### [Work required]
Pull out every line with the word "Land".

Records that describe figures:
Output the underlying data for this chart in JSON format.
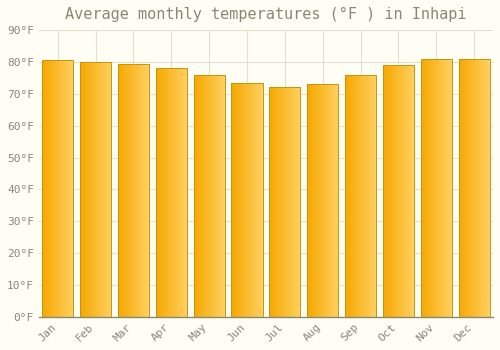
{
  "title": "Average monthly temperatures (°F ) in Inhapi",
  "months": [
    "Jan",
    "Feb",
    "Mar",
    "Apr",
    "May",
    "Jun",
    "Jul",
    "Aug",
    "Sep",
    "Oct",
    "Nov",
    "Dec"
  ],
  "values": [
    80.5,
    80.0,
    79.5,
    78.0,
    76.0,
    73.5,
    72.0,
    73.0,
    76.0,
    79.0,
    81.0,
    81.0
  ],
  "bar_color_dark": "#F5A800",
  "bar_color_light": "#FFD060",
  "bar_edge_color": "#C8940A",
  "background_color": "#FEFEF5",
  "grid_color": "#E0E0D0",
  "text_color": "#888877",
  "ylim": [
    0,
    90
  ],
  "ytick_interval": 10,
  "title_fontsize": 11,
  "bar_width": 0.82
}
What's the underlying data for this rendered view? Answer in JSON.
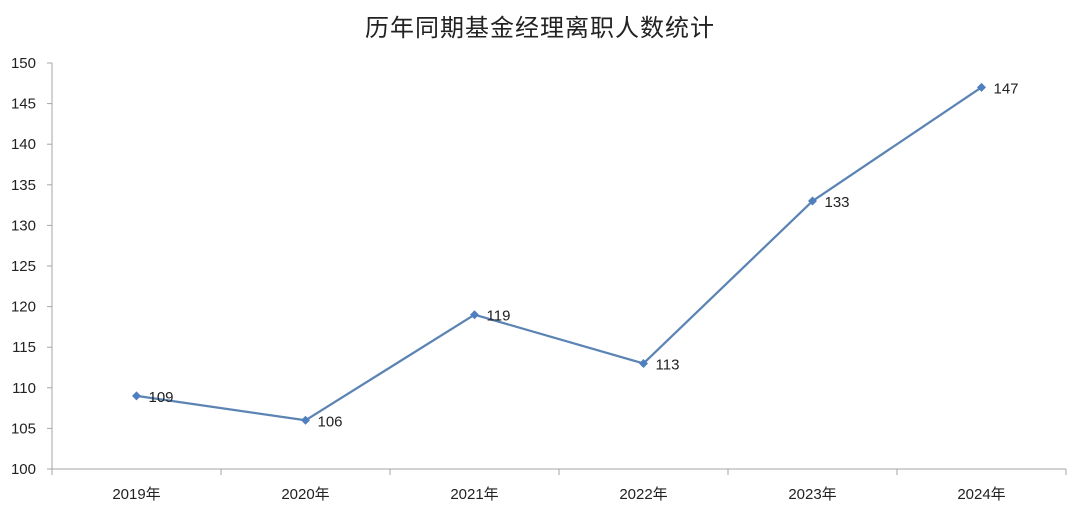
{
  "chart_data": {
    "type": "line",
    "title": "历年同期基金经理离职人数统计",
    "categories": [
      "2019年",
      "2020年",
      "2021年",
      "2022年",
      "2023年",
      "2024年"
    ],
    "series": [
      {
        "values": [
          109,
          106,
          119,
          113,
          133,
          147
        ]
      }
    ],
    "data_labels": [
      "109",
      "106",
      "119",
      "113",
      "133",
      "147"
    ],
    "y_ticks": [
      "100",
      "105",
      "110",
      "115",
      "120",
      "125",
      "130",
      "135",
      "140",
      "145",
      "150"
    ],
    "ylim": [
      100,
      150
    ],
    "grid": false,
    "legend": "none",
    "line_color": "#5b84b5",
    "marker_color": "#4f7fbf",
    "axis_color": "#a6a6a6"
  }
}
---
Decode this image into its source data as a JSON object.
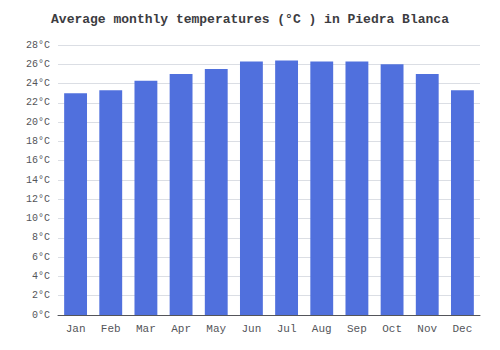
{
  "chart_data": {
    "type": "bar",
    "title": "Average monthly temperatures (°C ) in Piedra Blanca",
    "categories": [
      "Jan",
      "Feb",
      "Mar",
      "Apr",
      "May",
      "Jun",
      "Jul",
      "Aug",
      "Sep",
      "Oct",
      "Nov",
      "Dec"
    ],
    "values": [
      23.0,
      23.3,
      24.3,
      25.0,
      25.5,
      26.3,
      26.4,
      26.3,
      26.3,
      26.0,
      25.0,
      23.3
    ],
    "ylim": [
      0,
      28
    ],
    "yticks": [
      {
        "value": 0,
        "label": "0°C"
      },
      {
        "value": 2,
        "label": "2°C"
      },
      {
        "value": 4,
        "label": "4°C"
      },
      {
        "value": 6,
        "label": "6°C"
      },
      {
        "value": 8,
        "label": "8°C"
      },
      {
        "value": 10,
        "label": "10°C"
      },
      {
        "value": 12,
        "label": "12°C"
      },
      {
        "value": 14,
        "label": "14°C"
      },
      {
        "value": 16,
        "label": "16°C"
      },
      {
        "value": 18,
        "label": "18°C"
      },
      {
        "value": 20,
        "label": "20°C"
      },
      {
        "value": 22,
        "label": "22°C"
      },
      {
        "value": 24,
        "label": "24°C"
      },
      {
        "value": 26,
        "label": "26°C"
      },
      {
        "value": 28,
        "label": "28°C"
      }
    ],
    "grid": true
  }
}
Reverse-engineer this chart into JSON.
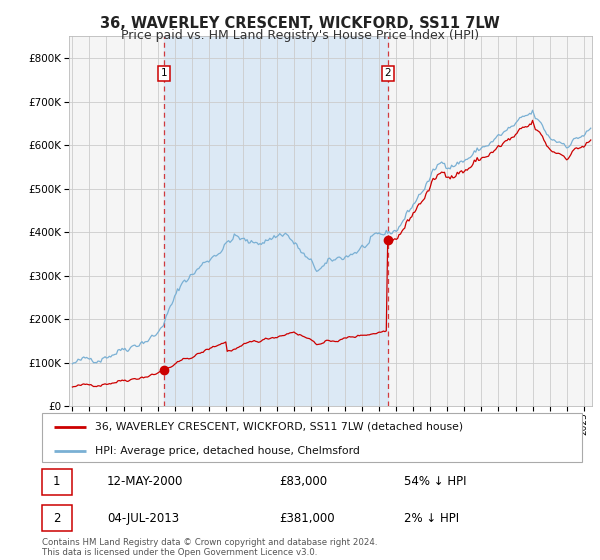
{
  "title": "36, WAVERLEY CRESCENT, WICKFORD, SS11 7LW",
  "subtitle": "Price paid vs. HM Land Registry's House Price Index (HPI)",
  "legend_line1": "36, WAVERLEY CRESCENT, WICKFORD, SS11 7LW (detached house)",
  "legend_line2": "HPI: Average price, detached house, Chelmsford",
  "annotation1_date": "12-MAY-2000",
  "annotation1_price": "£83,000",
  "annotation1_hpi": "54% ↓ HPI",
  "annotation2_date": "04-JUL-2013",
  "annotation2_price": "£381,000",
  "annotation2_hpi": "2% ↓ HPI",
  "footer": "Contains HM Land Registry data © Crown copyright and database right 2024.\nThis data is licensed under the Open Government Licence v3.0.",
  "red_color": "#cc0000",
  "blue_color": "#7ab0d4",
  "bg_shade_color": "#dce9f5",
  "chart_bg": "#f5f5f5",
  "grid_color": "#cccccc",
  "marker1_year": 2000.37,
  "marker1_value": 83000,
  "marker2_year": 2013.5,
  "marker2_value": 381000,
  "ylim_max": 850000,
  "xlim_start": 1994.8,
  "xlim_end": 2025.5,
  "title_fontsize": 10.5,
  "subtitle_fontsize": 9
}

### [Expected output]
  "subtitle": "Price paid vs. HM Land Registry's House Price Index (HPI)",
  "footer": "Contains HM Land Registry data © Crown copyright and database right 2024.\nThis data is licensed under the Open Government Licence v3.0.",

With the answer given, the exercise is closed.